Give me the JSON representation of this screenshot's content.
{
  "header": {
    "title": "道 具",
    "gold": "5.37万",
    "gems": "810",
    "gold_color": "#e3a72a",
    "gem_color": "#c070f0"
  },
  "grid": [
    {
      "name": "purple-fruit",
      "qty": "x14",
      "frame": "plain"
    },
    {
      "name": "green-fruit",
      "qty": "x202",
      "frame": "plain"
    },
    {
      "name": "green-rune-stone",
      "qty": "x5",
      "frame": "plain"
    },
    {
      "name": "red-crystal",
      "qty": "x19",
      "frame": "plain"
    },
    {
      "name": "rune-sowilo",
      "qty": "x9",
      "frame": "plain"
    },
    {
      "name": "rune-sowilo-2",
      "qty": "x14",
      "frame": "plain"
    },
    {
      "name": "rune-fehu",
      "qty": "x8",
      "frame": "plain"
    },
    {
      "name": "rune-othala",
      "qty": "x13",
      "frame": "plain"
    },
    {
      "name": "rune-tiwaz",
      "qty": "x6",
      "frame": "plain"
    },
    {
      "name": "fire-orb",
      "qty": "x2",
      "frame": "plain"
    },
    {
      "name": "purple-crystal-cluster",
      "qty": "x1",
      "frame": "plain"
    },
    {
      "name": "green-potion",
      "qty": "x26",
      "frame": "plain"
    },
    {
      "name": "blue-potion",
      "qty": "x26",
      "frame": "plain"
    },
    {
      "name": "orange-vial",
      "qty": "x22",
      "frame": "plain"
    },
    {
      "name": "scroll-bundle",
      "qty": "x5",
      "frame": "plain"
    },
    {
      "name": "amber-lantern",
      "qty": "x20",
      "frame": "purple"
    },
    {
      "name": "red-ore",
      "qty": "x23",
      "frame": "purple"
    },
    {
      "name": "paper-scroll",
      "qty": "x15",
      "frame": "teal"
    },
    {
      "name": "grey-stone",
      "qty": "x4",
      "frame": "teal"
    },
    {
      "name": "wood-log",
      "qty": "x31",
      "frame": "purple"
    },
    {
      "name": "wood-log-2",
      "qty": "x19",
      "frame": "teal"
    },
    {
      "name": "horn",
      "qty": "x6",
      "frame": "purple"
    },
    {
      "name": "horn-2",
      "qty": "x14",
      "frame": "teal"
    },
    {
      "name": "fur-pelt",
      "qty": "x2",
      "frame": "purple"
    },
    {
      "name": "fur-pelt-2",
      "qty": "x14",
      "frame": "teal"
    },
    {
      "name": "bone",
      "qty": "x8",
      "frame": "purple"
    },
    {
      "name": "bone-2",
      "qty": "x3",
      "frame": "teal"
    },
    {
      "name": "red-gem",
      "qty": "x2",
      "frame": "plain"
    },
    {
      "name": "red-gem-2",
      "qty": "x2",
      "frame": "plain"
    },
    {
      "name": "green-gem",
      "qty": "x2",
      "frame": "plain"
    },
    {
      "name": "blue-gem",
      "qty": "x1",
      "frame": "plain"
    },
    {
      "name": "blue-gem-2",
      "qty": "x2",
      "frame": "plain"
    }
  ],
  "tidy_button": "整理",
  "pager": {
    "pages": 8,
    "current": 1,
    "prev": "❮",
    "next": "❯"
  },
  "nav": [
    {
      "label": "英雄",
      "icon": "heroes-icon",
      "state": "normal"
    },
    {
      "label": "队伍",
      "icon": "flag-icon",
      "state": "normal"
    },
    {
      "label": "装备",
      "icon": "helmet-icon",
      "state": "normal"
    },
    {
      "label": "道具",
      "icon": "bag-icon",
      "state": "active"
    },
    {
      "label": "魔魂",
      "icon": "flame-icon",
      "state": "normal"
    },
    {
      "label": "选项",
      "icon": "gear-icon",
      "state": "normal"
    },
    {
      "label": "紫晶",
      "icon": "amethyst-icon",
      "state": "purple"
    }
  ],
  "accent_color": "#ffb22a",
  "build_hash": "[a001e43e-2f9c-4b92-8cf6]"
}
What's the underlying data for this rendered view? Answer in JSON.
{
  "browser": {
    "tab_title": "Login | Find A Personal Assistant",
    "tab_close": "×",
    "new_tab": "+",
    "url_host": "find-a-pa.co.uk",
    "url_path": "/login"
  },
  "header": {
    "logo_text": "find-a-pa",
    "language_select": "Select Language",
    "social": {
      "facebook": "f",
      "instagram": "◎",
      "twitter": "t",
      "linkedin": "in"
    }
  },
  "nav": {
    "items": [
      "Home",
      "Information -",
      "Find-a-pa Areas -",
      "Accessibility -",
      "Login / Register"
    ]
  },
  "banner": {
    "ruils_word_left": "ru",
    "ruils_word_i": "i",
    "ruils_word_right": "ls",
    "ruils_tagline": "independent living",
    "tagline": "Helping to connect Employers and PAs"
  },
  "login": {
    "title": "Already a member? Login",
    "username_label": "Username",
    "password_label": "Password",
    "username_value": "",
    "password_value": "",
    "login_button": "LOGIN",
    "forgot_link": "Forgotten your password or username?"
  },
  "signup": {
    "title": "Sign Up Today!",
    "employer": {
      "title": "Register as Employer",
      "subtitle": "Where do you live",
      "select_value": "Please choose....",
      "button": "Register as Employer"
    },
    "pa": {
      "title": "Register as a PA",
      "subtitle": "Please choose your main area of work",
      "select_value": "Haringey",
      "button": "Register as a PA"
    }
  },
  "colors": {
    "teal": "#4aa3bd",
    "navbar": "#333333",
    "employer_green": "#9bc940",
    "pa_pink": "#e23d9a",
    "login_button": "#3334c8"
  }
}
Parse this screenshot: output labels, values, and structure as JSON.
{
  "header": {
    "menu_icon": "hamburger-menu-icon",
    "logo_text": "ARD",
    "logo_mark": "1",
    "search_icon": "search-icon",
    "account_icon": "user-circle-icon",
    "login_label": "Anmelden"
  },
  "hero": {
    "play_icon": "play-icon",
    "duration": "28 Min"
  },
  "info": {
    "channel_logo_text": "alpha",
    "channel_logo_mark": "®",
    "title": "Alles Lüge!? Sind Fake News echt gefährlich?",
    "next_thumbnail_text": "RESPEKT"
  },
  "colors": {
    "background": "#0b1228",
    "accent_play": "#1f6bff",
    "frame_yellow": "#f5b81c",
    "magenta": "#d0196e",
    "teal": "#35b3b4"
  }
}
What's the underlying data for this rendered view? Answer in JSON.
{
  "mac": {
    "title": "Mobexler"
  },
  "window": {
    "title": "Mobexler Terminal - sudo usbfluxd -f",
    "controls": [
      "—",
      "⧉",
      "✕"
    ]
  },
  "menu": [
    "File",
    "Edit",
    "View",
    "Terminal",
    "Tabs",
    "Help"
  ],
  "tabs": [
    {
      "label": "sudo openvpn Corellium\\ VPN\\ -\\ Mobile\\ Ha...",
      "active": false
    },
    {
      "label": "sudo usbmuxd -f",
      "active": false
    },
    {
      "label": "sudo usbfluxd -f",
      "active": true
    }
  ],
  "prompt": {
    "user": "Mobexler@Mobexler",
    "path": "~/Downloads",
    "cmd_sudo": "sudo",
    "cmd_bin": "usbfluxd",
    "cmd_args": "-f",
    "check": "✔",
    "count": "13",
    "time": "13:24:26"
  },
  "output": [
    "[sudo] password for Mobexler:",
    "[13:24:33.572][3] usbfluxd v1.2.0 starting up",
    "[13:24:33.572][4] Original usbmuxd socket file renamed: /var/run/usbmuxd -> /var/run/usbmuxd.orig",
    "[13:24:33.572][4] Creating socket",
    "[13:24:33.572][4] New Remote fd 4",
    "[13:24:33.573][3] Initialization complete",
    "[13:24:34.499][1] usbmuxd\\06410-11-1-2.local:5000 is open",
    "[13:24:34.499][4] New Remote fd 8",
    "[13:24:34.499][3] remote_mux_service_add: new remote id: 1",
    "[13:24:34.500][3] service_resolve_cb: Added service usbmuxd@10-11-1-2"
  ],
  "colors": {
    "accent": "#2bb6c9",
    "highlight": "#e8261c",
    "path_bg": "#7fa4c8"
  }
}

★ ★ ★

▸ **What you are asked to do**
Work through the records line by line and tally those holding "your". Reply with the number alone.

▸ **Solved problem**
2